## Start Task material

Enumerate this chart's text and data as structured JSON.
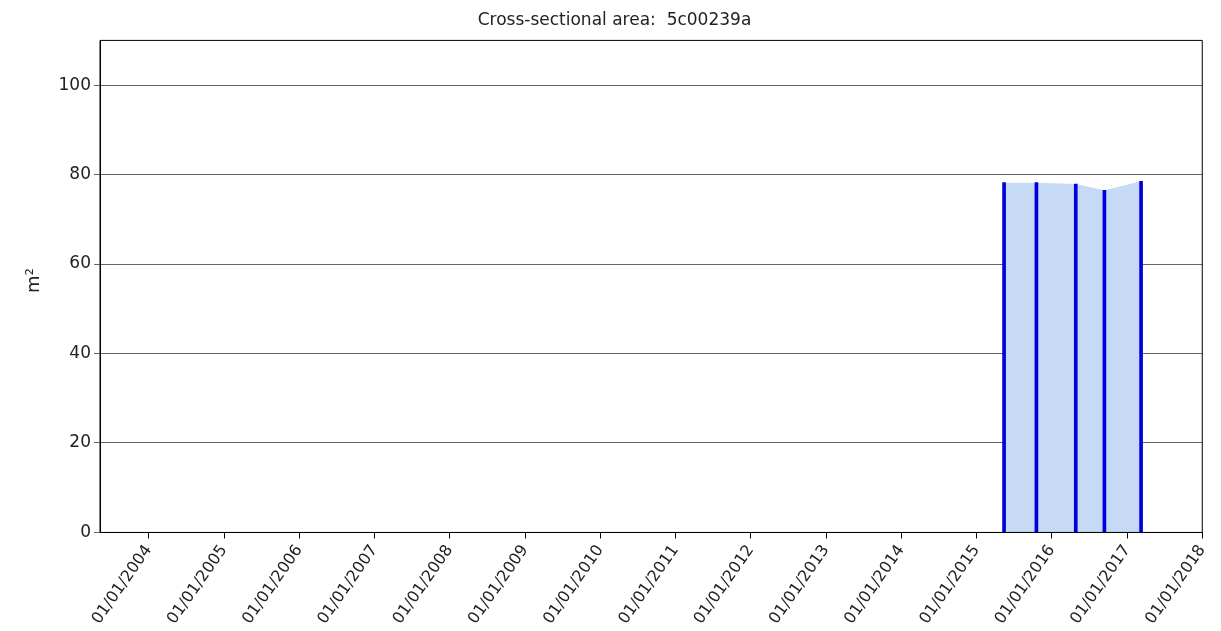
{
  "chart_data": {
    "type": "area",
    "title": "Cross-sectional area:  5c00239a",
    "ylabel": "m²",
    "x": [
      "2015-05-15",
      "2015-10-19",
      "2016-04-27",
      "2016-09-13",
      "2017-03-10"
    ],
    "series": [
      {
        "color": "#c6daf6",
        "values": [
          78.2,
          78.2,
          77.9,
          76.5,
          78.5
        ]
      },
      {
        "type": "bar",
        "color": "#0000dd",
        "values": [
          78.2,
          78.2,
          77.9,
          76.5,
          78.5
        ]
      }
    ],
    "xlim": [
      "2003-05-10",
      "2018-01-01"
    ],
    "xticks": [
      {
        "value": "2004-01-01",
        "label": "01/01/2004"
      },
      {
        "value": "2005-01-01",
        "label": "01/01/2005"
      },
      {
        "value": "2006-01-01",
        "label": "01/01/2006"
      },
      {
        "value": "2007-01-01",
        "label": "01/01/2007"
      },
      {
        "value": "2008-01-01",
        "label": "01/01/2008"
      },
      {
        "value": "2009-01-01",
        "label": "01/01/2009"
      },
      {
        "value": "2010-01-01",
        "label": "01/01/2010"
      },
      {
        "value": "2011-01-01",
        "label": "01/01/2011"
      },
      {
        "value": "2012-01-01",
        "label": "01/01/2012"
      },
      {
        "value": "2013-01-01",
        "label": "01/01/2013"
      },
      {
        "value": "2014-01-01",
        "label": "01/01/2014"
      },
      {
        "value": "2015-01-01",
        "label": "01/01/2015"
      },
      {
        "value": "2016-01-01",
        "label": "01/01/2016"
      },
      {
        "value": "2017-01-01",
        "label": "01/01/2017"
      },
      {
        "value": "2018-01-01",
        "label": "01/01/2018"
      }
    ],
    "ylim": [
      0,
      110
    ],
    "yticks": [
      0,
      20,
      40,
      60,
      80,
      100
    ],
    "grid": "y",
    "legend": false
  }
}
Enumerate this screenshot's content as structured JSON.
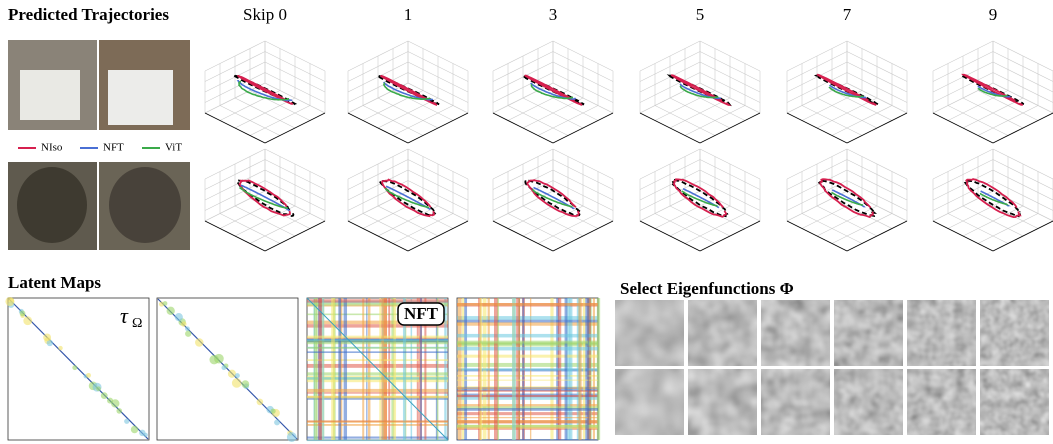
{
  "trajectories": {
    "title": "Predicted Trajectories",
    "skip_labels": [
      "Skip 0",
      "1",
      "3",
      "5",
      "7",
      "9"
    ],
    "legend": [
      {
        "name": "NIso",
        "color": "#d6204f"
      },
      {
        "name": "NFT",
        "color": "#4a6fd4"
      },
      {
        "name": "ViT",
        "color": "#3aaa4a"
      }
    ]
  },
  "latent_maps": {
    "title": "Latent Maps",
    "annotations": [
      "τ",
      "Ω",
      "NFT"
    ]
  },
  "eigenfunctions": {
    "title": "Select Eigenfunctions Φ"
  }
}
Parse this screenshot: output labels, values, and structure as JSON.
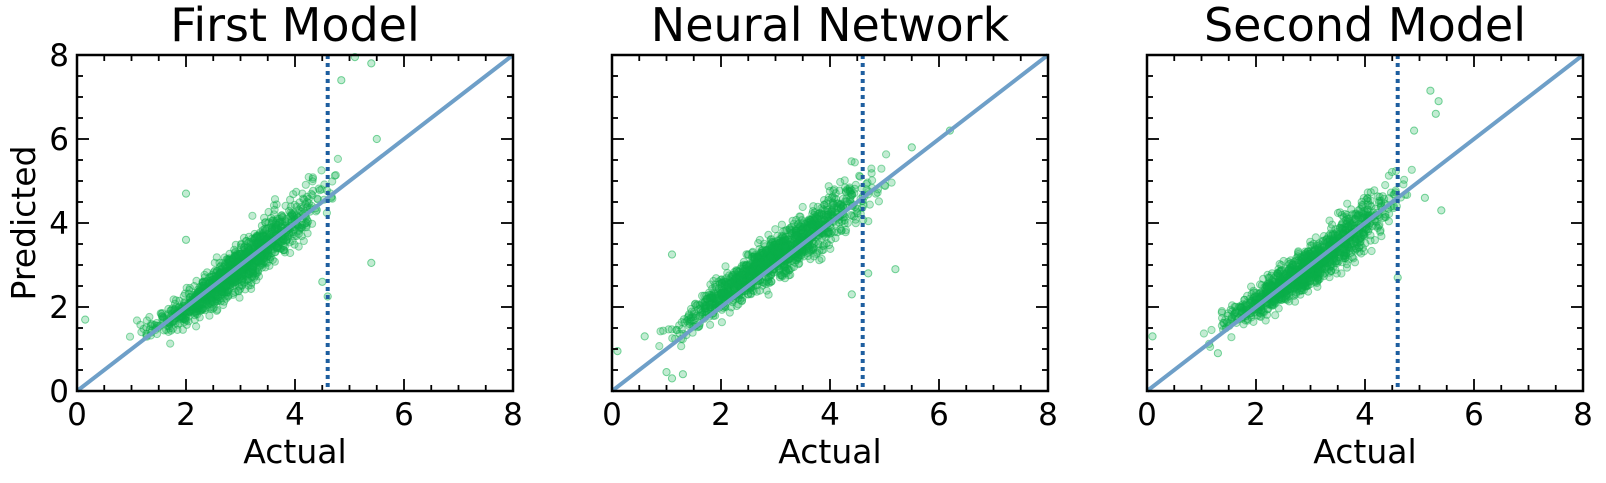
{
  "colors": {
    "points": "#0bb04a",
    "identity_line": "#6e9fc8",
    "threshold_line": "#1f5fa0",
    "frame": "#000000"
  },
  "chart_data": [
    {
      "type": "scatter",
      "title": "First Model",
      "xlabel": "Actual",
      "ylabel": "Predicted",
      "xlim": [
        0,
        8
      ],
      "ylim": [
        0,
        8
      ],
      "xticks": [
        "0",
        "2",
        "4",
        "6",
        "8"
      ],
      "yticks": [
        "0",
        "2",
        "4",
        "6",
        "8"
      ],
      "reference_line": "y = x",
      "vertical_line_x": 4.6,
      "trend": [
        [
          0.9,
          1.5
        ],
        [
          1.5,
          1.55
        ],
        [
          2.0,
          1.95
        ],
        [
          2.5,
          2.45
        ],
        [
          3.0,
          2.95
        ],
        [
          3.5,
          3.5
        ],
        [
          4.0,
          4.0
        ],
        [
          4.5,
          4.6
        ],
        [
          5.0,
          5.2
        ]
      ],
      "outliers": [
        [
          0.15,
          1.7
        ],
        [
          2.0,
          4.7
        ],
        [
          2.0,
          3.6
        ],
        [
          5.4,
          3.05
        ],
        [
          4.6,
          2.25
        ],
        [
          4.85,
          7.4
        ],
        [
          5.4,
          7.8
        ],
        [
          5.1,
          7.95
        ],
        [
          5.5,
          6.0
        ],
        [
          4.5,
          2.6
        ]
      ]
    },
    {
      "type": "scatter",
      "title": "Neural Network",
      "xlabel": "Actual",
      "ylabel": "",
      "xlim": [
        0,
        8
      ],
      "ylim": [
        0,
        8
      ],
      "xticks": [
        "0",
        "2",
        "4",
        "6",
        "8"
      ],
      "yticks": [],
      "reference_line": "y = x",
      "vertical_line_x": 4.6,
      "trend": [
        [
          0.7,
          1.3
        ],
        [
          1.2,
          1.4
        ],
        [
          1.5,
          1.75
        ],
        [
          2.0,
          2.25
        ],
        [
          2.5,
          2.75
        ],
        [
          3.0,
          3.2
        ],
        [
          3.5,
          3.6
        ],
        [
          4.0,
          4.1
        ],
        [
          4.5,
          4.6
        ],
        [
          5.0,
          5.2
        ],
        [
          5.3,
          5.6
        ]
      ],
      "outliers": [
        [
          0.1,
          0.95
        ],
        [
          1.1,
          3.25
        ],
        [
          0.6,
          1.3
        ],
        [
          1.3,
          0.4
        ],
        [
          1.0,
          0.45
        ],
        [
          1.1,
          0.3
        ],
        [
          4.7,
          2.8
        ],
        [
          5.2,
          2.9
        ],
        [
          6.2,
          6.2
        ],
        [
          5.5,
          5.8
        ],
        [
          4.4,
          2.3
        ]
      ]
    },
    {
      "type": "scatter",
      "title": "Second Model",
      "xlabel": "Actual",
      "ylabel": "",
      "xlim": [
        0,
        8
      ],
      "ylim": [
        0,
        8
      ],
      "xticks": [
        "0",
        "2",
        "4",
        "6",
        "8"
      ],
      "yticks": [],
      "reference_line": "y = x",
      "vertical_line_x": 4.6,
      "trend": [
        [
          0.9,
          1.3
        ],
        [
          1.2,
          1.45
        ],
        [
          1.5,
          1.7
        ],
        [
          2.0,
          2.1
        ],
        [
          2.5,
          2.5
        ],
        [
          3.0,
          2.95
        ],
        [
          3.5,
          3.45
        ],
        [
          4.0,
          4.0
        ],
        [
          4.5,
          4.55
        ],
        [
          5.0,
          5.1
        ]
      ],
      "outliers": [
        [
          0.1,
          1.3
        ],
        [
          5.2,
          7.15
        ],
        [
          5.35,
          6.9
        ],
        [
          5.3,
          6.6
        ],
        [
          4.9,
          6.2
        ],
        [
          5.4,
          4.3
        ],
        [
          5.1,
          4.6
        ],
        [
          4.6,
          2.7
        ],
        [
          1.3,
          0.9
        ]
      ]
    }
  ]
}
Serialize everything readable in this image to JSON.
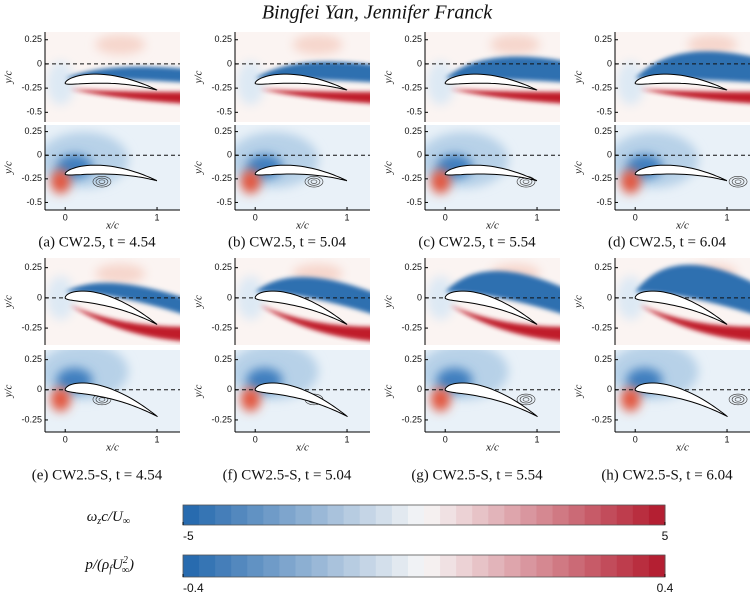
{
  "header": {
    "title": "Bingfei Yan, Jennifer Franck"
  },
  "groups": [
    {
      "vorticity_axes": {
        "ylabel": "y/c",
        "xlim": [
          -0.22,
          1.25
        ],
        "ylim": [
          -0.6,
          0.33
        ],
        "yticks": [
          0.25,
          0,
          -0.25,
          -0.5
        ]
      },
      "pressure_axes": {
        "ylabel": "y/c",
        "xlabel": "x/c",
        "xlim": [
          -0.22,
          1.25
        ],
        "ylim": [
          -0.58,
          0.32
        ],
        "yticks": [
          0.25,
          0,
          -0.25,
          -0.5
        ],
        "xticks": [
          0,
          1
        ]
      },
      "captions": [
        "(a) CW2.5, t = 4.54",
        "(b) CW2.5, t = 5.04",
        "(c) CW2.5, t = 5.54",
        "(d) CW2.5, t = 6.04"
      ]
    },
    {
      "vorticity_axes": {
        "ylabel": "y/c",
        "xlim": [
          -0.22,
          1.25
        ],
        "ylim": [
          -0.39,
          0.33
        ],
        "yticks": [
          0.25,
          0,
          -0.25
        ]
      },
      "pressure_axes": {
        "ylabel": "y/c",
        "xlabel": "x/c",
        "xlim": [
          -0.22,
          1.25
        ],
        "ylim": [
          -0.35,
          0.33
        ],
        "yticks": [
          0.25,
          0,
          -0.25
        ],
        "xticks": [
          0,
          1
        ]
      },
      "captions": [
        "(e) CW2.5-S, t = 4.54",
        "(f) CW2.5-S, t = 5.04",
        "(g) CW2.5-S, t = 5.54",
        "(h) CW2.5-S, t = 6.04"
      ]
    }
  ],
  "colorbars": [
    {
      "label": [
        "ω",
        "z",
        "c/U",
        "∞"
      ],
      "lim": [
        -5,
        5
      ],
      "ticks": [
        -5,
        5
      ]
    },
    {
      "label": [
        "p/(ρ",
        "f",
        "U",
        "2",
        "∞",
        ")"
      ],
      "lim": [
        -0.4,
        0.4
      ],
      "ticks": [
        -0.4,
        0.4
      ]
    }
  ]
}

## End Task material

Extract every line of the records above that contains the word "screenshot".

Enumerate this screenshot's content as structured JSON.
Parse this screenshot: output labels, values, and structure as JSON.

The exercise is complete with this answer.